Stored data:

* * *

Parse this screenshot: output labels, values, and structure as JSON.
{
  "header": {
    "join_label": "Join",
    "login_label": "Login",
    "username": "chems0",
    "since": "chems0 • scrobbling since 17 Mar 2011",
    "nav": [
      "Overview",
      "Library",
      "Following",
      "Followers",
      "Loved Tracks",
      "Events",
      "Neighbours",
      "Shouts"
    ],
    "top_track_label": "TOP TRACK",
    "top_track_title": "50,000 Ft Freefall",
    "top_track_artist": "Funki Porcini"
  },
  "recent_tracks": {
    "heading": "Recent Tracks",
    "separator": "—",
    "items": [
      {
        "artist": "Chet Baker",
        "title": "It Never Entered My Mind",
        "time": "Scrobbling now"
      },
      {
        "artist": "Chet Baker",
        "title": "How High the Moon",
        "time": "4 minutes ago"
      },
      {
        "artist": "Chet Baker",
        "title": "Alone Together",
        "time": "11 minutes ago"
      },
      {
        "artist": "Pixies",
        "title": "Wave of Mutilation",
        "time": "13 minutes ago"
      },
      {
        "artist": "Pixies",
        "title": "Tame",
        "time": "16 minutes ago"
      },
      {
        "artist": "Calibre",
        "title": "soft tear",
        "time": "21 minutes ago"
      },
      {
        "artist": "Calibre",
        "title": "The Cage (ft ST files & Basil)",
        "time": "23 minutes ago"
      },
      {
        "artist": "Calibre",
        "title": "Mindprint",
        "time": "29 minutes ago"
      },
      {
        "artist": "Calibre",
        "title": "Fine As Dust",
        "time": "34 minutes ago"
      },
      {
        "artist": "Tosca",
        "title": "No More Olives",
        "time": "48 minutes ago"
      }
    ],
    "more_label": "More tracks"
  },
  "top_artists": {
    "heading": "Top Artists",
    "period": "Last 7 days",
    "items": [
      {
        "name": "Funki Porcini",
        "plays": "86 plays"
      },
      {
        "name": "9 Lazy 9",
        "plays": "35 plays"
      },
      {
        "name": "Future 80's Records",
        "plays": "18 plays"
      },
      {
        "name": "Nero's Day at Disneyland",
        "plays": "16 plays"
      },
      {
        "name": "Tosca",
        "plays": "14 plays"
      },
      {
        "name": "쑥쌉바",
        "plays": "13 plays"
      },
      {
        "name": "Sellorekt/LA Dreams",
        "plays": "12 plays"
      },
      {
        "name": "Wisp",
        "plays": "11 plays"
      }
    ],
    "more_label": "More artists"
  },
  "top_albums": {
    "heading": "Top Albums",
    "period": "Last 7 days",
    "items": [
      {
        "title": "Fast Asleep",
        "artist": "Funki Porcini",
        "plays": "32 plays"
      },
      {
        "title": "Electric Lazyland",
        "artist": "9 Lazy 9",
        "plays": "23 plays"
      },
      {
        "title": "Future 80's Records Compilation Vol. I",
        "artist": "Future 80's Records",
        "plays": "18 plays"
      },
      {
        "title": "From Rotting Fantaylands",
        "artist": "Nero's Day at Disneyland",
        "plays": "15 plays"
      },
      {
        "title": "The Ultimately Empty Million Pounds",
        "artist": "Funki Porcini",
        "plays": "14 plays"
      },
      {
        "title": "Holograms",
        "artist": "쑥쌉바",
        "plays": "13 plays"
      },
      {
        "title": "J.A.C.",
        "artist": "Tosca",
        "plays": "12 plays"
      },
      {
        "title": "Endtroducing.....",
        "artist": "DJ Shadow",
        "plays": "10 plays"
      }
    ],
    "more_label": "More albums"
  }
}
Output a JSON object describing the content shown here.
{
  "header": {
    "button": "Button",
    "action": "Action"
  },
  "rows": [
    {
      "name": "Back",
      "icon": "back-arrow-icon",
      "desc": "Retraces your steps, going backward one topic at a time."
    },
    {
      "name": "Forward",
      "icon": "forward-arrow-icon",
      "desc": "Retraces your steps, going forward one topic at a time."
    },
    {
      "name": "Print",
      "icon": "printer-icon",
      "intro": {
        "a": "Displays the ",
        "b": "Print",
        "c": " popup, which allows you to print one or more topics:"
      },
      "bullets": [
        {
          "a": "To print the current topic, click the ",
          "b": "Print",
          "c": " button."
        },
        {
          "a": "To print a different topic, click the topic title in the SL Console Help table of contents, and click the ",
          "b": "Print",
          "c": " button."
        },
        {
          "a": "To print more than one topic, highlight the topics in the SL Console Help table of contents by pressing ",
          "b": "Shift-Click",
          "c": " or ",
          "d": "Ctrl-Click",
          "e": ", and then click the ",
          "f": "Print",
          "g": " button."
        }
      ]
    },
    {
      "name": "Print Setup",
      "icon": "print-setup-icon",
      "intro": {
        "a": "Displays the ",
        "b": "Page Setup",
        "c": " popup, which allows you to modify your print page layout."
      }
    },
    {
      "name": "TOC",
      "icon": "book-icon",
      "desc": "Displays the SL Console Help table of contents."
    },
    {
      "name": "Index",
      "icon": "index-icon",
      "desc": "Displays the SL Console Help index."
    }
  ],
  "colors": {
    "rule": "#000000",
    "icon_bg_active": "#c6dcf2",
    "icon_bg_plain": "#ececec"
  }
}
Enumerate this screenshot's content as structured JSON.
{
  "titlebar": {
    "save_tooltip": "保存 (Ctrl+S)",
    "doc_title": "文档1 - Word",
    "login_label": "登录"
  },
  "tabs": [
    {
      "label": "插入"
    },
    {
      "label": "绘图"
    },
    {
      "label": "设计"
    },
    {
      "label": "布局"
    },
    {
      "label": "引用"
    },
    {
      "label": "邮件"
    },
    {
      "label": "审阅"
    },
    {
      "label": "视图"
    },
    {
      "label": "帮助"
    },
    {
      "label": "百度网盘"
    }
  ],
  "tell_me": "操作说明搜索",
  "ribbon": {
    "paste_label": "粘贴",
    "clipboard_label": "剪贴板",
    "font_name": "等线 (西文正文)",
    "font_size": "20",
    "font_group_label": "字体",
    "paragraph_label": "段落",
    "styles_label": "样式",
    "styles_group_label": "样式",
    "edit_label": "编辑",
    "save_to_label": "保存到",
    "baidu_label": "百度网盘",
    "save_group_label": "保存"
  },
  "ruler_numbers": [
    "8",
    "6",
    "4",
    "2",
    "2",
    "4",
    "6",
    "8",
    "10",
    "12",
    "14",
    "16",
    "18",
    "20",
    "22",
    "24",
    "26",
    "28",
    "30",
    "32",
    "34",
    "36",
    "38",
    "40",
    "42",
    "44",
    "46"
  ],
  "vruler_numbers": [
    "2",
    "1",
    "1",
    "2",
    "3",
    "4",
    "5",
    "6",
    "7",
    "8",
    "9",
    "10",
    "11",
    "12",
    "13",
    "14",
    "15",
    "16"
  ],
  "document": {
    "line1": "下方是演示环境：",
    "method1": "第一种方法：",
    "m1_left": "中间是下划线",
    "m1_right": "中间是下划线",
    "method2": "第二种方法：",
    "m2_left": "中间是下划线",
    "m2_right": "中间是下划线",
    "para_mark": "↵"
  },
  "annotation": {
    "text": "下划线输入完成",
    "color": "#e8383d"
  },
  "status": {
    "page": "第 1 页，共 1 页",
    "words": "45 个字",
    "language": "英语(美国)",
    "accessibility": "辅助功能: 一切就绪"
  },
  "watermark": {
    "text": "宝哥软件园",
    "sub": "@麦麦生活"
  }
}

* * *

Problem to solve
Gather up every line from the listing above in which the word "arrow" occurs.

Output of the exercise
      "icon": "back-arrow-icon",
      "icon": "forward-arrow-icon",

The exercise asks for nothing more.